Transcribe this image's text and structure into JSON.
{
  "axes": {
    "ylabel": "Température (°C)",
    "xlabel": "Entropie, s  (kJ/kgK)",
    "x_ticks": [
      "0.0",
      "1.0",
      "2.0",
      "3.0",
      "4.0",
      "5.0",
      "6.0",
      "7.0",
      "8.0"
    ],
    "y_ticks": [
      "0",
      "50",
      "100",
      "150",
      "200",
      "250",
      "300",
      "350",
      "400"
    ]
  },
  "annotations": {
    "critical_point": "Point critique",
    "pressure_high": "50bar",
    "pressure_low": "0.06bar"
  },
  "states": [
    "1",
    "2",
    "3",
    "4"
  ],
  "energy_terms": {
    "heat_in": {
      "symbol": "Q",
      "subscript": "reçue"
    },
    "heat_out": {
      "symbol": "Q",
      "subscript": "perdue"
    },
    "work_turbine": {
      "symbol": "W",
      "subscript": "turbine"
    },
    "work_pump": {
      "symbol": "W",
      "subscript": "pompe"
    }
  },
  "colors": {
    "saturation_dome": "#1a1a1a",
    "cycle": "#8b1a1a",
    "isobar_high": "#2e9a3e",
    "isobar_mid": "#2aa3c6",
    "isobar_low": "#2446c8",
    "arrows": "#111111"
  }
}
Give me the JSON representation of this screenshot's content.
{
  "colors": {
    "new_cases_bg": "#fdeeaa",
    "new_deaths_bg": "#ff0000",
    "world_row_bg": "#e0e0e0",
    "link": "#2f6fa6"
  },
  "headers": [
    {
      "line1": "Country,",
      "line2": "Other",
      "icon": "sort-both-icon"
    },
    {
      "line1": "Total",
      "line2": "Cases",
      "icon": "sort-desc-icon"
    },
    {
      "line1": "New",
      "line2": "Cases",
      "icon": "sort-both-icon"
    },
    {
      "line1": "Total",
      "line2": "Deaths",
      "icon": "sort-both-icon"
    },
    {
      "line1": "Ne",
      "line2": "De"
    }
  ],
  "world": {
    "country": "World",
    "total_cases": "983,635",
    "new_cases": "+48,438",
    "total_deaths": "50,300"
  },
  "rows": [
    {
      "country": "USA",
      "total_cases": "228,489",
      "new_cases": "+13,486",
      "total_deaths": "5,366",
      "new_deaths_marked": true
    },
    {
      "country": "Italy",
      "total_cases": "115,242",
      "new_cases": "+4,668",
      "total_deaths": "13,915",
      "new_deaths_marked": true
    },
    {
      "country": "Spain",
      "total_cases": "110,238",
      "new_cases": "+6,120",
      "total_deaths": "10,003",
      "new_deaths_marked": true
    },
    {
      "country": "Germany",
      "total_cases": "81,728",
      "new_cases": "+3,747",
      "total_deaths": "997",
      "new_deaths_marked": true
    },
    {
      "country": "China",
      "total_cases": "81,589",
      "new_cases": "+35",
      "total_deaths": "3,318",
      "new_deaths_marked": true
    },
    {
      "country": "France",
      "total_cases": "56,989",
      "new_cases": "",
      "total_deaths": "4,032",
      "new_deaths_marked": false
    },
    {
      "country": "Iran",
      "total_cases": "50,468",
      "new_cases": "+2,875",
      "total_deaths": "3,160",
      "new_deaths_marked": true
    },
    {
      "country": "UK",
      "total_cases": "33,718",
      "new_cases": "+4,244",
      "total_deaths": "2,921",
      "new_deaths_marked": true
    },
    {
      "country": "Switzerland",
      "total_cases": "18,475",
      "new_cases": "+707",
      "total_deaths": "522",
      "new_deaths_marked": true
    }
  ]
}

------------------------------------------------

§ **WHAT IS EXPECTED**
Reproduce all of the records exactly.

§ **CORRECT RESULT**
Transcribe this image's text and structure into JSON.
{
  "axes": {
    "ylabel": "Température (°C)",
    "xlabel": "Entropie, s  (kJ/kgK)",
    "x_ticks": [
      "0.0",
      "1.0",
      "2.0",
      "3.0",
      "4.0",
      "5.0",
      "6.0",
      "7.0",
      "8.0"
    ],
    "y_ticks": [
      "0",
      "50",
      "100",
      "150",
      "200",
      "250",
      "300",
      "350",
      "400"
    ]
  },
  "annotations": {
    "critical_point": "Point critique",
    "pressure_high": "50bar",
    "pressure_low": "0.06bar"
  },
  "states": [
    "1",
    "2",
    "3",
    "4"
  ],
  "energy_terms": {
    "heat_in": {
      "symbol": "Q",
      "subscript": "reçue"
    },
    "heat_out": {
      "symbol": "Q",
      "subscript": "perdue"
    },
    "work_turbine": {
      "symbol": "W",
      "subscript": "turbine"
    },
    "work_pump": {
      "symbol": "W",
      "subscript": "pompe"
    }
  },
  "colors": {
    "saturation_dome": "#1a1a1a",
    "cycle": "#8b1a1a",
    "isobar_high": "#2e9a3e",
    "isobar_mid": "#2aa3c6",
    "isobar_low": "#2446c8",
    "arrows": "#111111"
  }
}
Give me the JSON representation of this screenshot's content.
{
  "colors": {
    "new_cases_bg": "#fdeeaa",
    "new_deaths_bg": "#ff0000",
    "world_row_bg": "#e0e0e0",
    "link": "#2f6fa6"
  },
  "headers": [
    {
      "line1": "Country,",
      "line2": "Other",
      "icon": "sort-both-icon"
    },
    {
      "line1": "Total",
      "line2": "Cases",
      "icon": "sort-desc-icon"
    },
    {
      "line1": "New",
      "line2": "Cases",
      "icon": "sort-both-icon"
    },
    {
      "line1": "Total",
      "line2": "Deaths",
      "icon": "sort-both-icon"
    },
    {
      "line1": "Ne",
      "line2": "De"
    }
  ],
  "world": {
    "country": "World",
    "total_cases": "983,635",
    "new_cases": "+48,438",
    "total_deaths": "50,300"
  },
  "rows": [
    {
      "country": "USA",
      "total_cases": "228,489",
      "new_cases": "+13,486",
      "total_deaths": "5,366",
      "new_deaths_marked": true
    },
    {
      "country": "Italy",
      "total_cases": "115,242",
      "new_cases": "+4,668",
      "total_deaths": "13,915",
      "new_deaths_marked": true
    },
    {
      "country": "Spain",
      "total_cases": "110,238",
      "new_cases": "+6,120",
      "total_deaths": "10,003",
      "new_deaths_marked": true
    },
    {
      "country": "Germany",
      "total_cases": "81,728",
      "new_cases": "+3,747",
      "total_deaths": "997",
      "new_deaths_marked": true
    },
    {
      "country": "China",
      "total_cases": "81,589",
      "new_cases": "+35",
      "total_deaths": "3,318",
      "new_deaths_marked": true
    },
    {
      "country": "France",
      "total_cases": "56,989",
      "new_cases": "",
      "total_deaths": "4,032",
      "new_deaths_marked": false
    },
    {
      "country": "Iran",
      "total_cases": "50,468",
      "new_cases": "+2,875",
      "total_deaths": "3,160",
      "new_deaths_marked": true
    },
    {
      "country": "UK",
      "total_cases": "33,718",
      "new_cases": "+4,244",
      "total_deaths": "2,921",
      "new_deaths_marked": true
    },
    {
      "country": "Switzerland",
      "total_cases": "18,475",
      "new_cases": "+707",
      "total_deaths": "522",
      "new_deaths_marked": true
    }
  ]
}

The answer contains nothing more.